Collected data entries:
* * * * * * *

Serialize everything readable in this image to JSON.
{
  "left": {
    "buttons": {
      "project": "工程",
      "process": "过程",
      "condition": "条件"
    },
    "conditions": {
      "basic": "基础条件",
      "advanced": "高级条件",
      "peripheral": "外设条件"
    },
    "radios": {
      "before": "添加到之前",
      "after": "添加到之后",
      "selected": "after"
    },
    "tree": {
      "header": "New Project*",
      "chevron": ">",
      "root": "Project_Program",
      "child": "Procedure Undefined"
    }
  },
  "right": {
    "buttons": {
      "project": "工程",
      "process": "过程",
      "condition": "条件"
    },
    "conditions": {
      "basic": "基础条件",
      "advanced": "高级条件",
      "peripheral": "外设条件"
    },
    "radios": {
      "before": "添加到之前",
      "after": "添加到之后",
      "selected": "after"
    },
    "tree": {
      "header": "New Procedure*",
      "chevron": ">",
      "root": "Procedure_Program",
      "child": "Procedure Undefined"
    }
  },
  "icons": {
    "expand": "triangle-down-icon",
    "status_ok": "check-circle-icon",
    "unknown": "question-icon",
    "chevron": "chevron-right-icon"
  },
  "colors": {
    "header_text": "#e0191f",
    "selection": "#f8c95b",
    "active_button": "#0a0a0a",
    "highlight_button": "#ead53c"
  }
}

* * * * * * *

*THE EXERCISE*
The records above should be duplicated in full, exactly as given.

*FULL OUTPUT*
Serialize everything readable in this image to JSON.
{
  "left": {
    "buttons": {
      "project": "工程",
      "process": "过程",
      "condition": "条件"
    },
    "conditions": {
      "basic": "基础条件",
      "advanced": "高级条件",
      "peripheral": "外设条件"
    },
    "radios": {
      "before": "添加到之前",
      "after": "添加到之后",
      "selected": "after"
    },
    "tree": {
      "header": "New Project*",
      "chevron": ">",
      "root": "Project_Program",
      "child": "Procedure Undefined"
    }
  },
  "right": {
    "buttons": {
      "project": "工程",
      "process": "过程",
      "condition": "条件"
    },
    "conditions": {
      "basic": "基础条件",
      "advanced": "高级条件",
      "peripheral": "外设条件"
    },
    "radios": {
      "before": "添加到之前",
      "after": "添加到之后",
      "selected": "after"
    },
    "tree": {
      "header": "New Procedure*",
      "chevron": ">",
      "root": "Procedure_Program",
      "child": "Procedure Undefined"
    }
  },
  "icons": {
    "expand": "triangle-down-icon",
    "status_ok": "check-circle-icon",
    "unknown": "question-icon",
    "chevron": "chevron-right-icon"
  },
  "colors": {
    "header_text": "#e0191f",
    "selection": "#f8c95b",
    "active_button": "#0a0a0a",
    "highlight_button": "#ead53c"
  }
}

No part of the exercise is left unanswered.